**GIVEN EXERCISE**
Below are entries. Pull out all lines containing "page".

#####

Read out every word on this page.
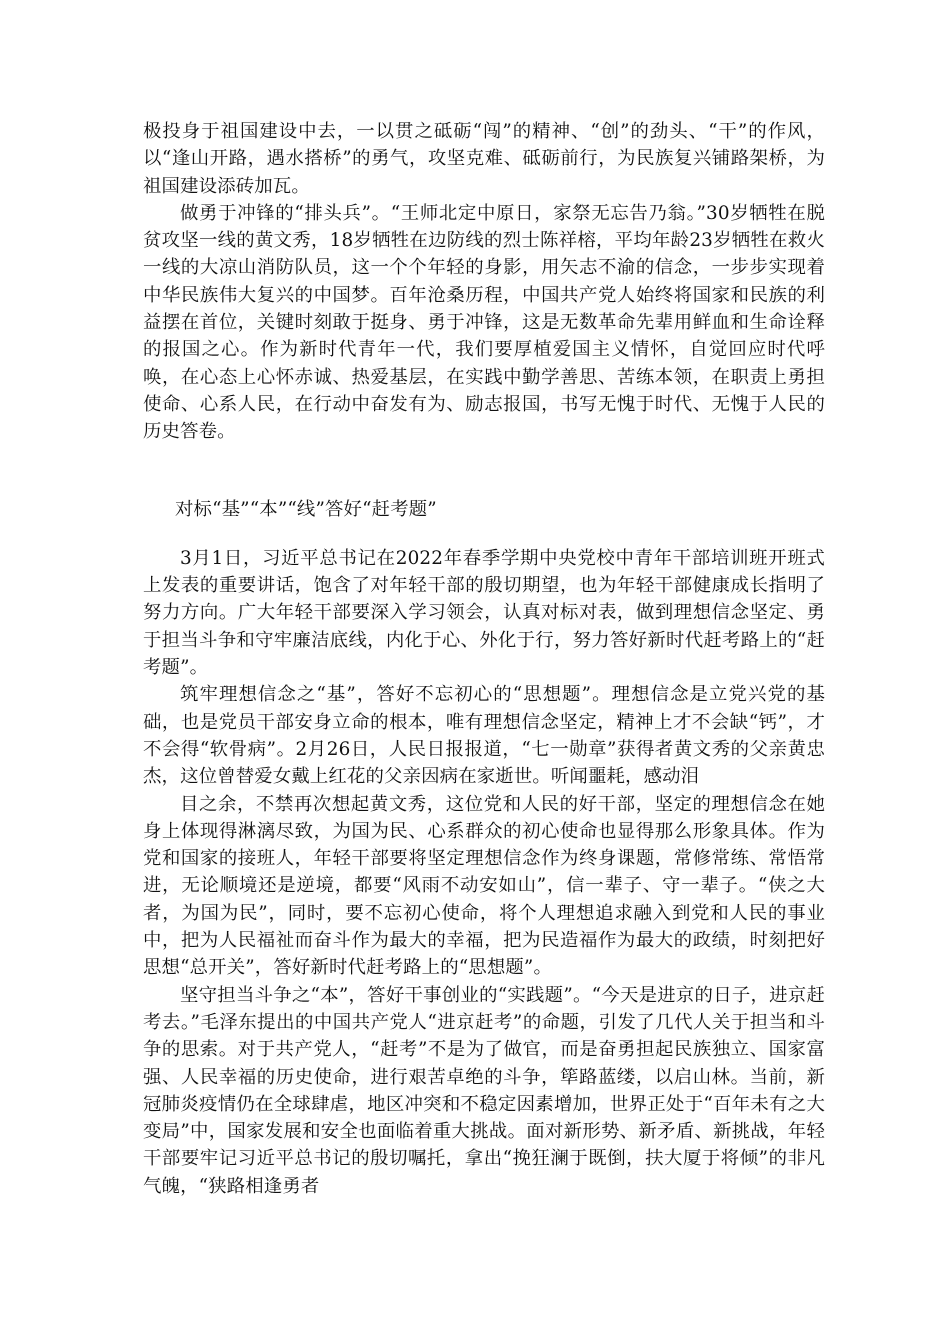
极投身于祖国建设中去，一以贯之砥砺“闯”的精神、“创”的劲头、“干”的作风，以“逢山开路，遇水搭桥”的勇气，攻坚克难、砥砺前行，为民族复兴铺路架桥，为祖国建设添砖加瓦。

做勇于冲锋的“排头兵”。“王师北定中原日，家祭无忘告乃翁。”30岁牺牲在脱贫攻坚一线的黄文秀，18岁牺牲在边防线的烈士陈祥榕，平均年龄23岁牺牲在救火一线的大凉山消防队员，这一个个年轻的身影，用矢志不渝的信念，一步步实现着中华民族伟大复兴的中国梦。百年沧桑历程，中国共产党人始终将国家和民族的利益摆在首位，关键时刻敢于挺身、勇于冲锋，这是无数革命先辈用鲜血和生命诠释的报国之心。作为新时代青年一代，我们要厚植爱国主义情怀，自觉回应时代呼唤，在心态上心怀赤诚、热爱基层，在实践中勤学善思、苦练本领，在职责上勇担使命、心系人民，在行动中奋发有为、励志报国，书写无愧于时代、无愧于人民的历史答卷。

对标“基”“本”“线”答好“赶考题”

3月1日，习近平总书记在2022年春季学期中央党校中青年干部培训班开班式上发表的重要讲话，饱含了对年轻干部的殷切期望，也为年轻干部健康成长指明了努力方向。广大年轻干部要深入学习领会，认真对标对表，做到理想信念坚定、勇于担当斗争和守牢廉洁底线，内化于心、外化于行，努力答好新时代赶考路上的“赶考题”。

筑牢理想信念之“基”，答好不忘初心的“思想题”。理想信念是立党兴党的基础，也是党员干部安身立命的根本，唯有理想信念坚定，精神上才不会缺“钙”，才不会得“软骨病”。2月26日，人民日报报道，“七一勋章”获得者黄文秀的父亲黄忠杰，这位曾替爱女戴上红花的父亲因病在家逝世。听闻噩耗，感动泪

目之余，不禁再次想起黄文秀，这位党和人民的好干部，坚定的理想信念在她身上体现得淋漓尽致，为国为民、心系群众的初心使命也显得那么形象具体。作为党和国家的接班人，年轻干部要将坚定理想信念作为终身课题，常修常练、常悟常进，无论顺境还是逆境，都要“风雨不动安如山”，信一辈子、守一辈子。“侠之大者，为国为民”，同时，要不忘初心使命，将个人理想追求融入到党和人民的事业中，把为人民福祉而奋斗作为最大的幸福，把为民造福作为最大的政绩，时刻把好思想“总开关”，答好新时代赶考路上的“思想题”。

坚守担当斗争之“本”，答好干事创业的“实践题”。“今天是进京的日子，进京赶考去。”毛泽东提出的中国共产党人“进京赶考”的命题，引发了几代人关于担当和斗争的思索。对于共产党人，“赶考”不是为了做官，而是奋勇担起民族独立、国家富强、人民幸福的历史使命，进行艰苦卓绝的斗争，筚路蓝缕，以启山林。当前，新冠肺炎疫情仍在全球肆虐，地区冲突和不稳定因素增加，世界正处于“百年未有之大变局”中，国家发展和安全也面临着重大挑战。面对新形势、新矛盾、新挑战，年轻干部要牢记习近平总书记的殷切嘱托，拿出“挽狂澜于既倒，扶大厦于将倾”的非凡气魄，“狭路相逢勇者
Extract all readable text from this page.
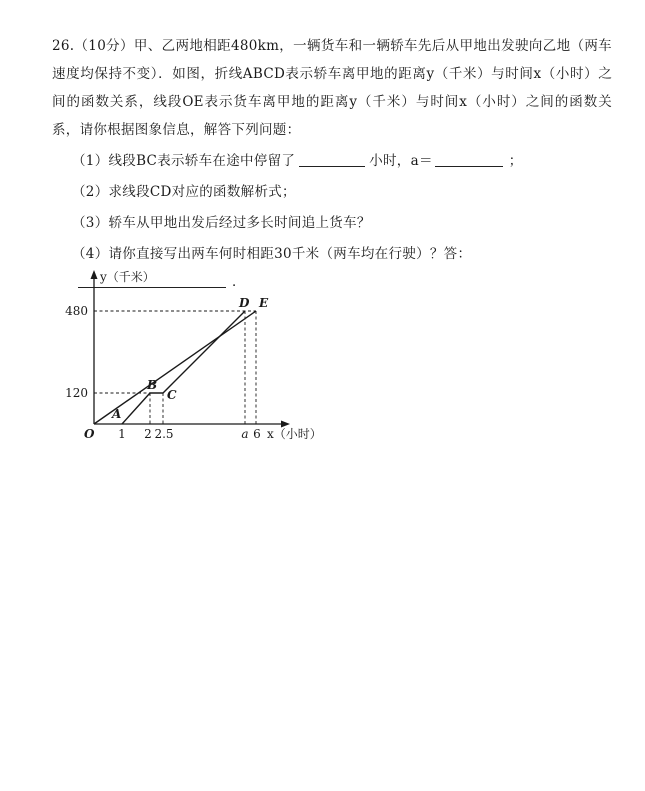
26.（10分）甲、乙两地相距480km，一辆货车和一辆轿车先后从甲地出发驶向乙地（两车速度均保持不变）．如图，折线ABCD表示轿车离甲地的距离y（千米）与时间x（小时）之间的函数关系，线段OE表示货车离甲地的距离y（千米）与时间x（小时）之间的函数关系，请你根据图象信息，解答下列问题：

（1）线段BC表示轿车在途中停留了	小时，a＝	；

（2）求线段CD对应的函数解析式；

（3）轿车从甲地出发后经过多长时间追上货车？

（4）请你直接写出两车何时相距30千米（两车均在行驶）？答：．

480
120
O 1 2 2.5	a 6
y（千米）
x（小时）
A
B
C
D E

#####

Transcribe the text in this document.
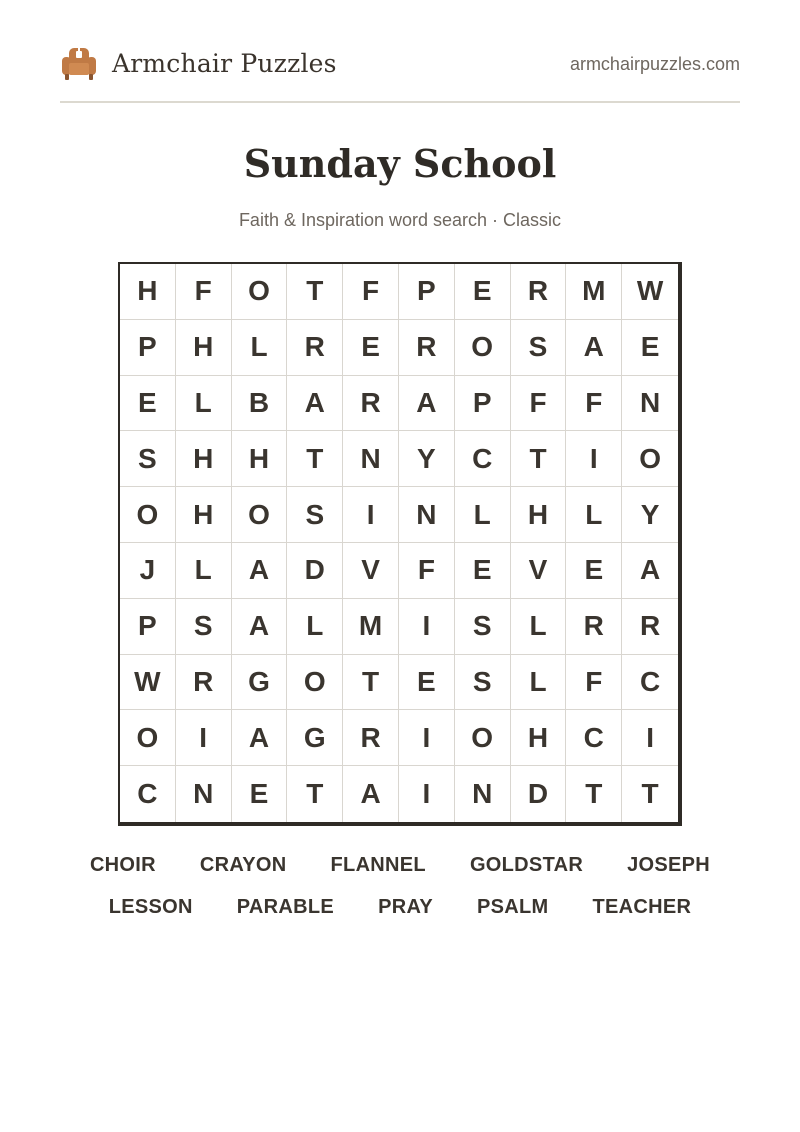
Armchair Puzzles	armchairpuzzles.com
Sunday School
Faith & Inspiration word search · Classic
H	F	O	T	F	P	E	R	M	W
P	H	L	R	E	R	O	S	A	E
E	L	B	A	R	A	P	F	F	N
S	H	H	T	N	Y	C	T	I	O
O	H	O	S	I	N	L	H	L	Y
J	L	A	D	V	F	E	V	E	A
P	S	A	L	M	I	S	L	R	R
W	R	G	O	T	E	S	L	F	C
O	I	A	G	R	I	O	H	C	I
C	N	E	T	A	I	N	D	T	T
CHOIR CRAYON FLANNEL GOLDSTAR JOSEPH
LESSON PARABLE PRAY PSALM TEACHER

#####

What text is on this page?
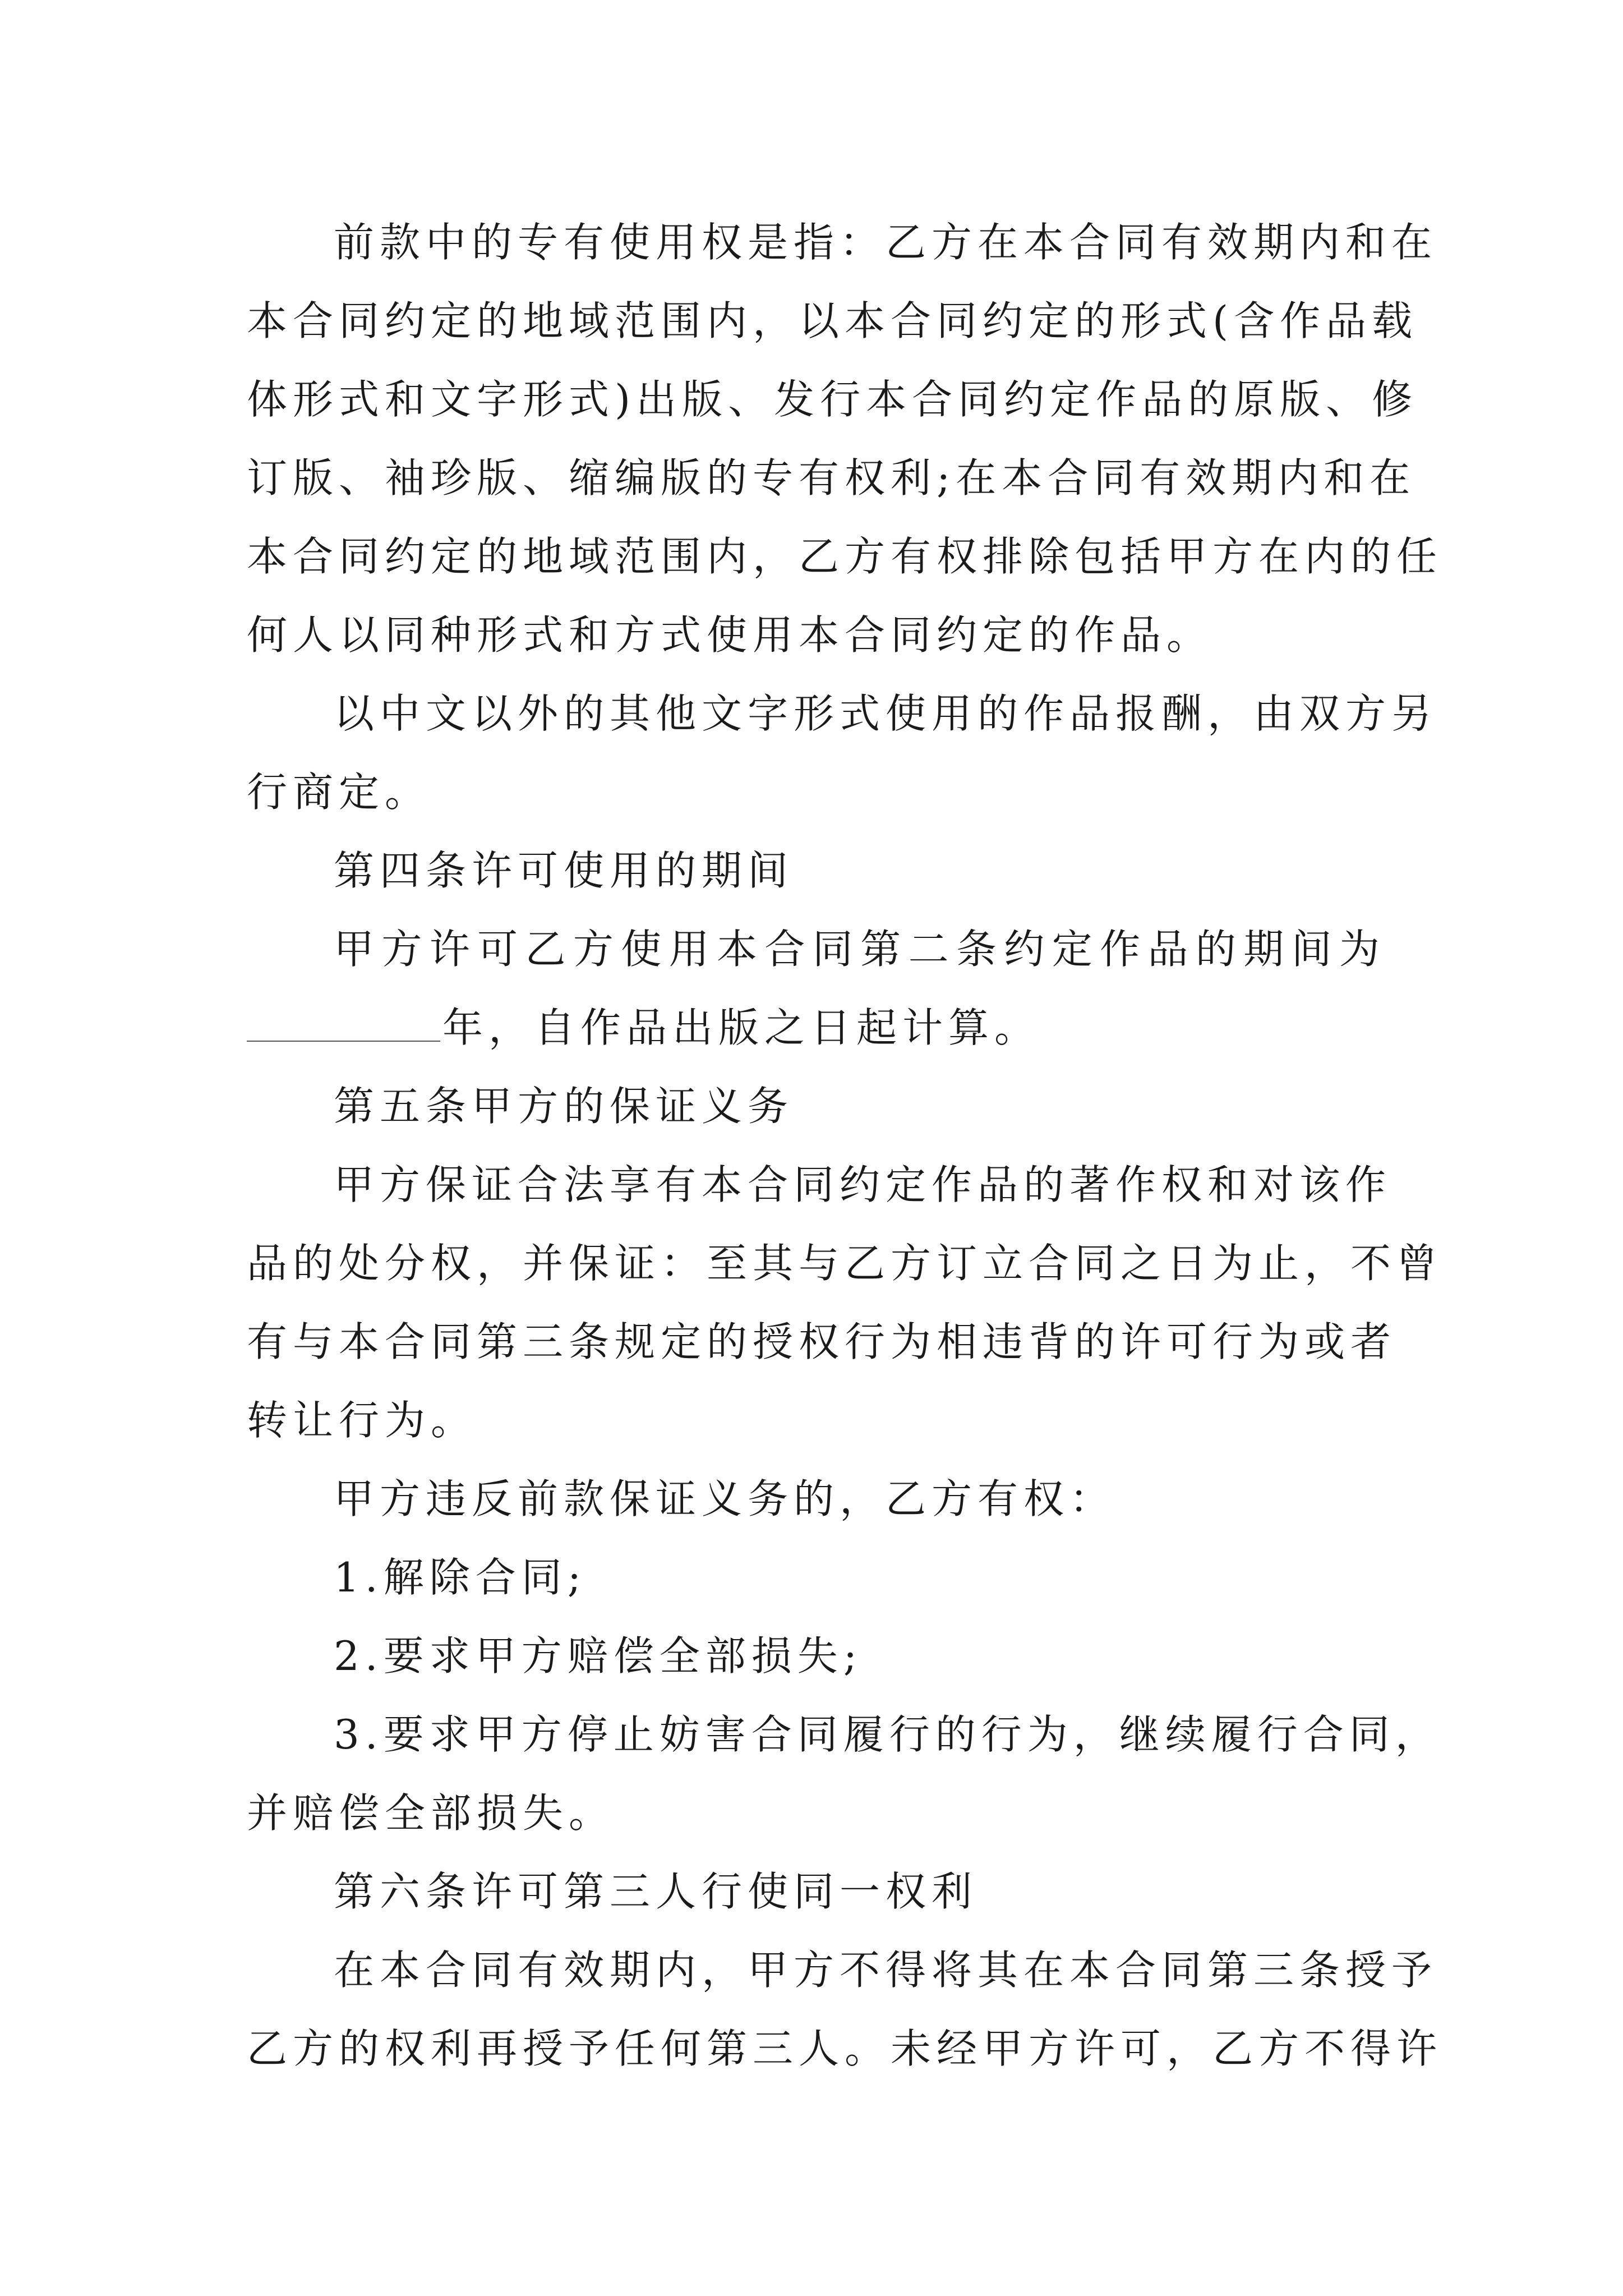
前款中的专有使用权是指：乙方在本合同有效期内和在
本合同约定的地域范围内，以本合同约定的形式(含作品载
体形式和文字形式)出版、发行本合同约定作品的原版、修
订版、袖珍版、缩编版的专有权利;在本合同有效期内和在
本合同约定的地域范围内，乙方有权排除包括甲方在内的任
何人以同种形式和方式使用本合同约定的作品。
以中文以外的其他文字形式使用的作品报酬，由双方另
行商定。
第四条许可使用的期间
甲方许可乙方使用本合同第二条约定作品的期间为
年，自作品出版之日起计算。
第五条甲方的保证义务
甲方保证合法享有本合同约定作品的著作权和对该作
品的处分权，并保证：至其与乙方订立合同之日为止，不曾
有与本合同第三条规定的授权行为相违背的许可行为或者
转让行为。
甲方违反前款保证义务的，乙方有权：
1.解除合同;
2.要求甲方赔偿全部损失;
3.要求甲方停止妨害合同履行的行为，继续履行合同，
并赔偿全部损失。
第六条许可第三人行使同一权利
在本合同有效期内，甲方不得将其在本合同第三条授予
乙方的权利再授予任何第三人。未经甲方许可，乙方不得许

#####

**EXERCISE RESULT**
Read out every word on this page.
Extract all readable text from this page.
What text is on this page?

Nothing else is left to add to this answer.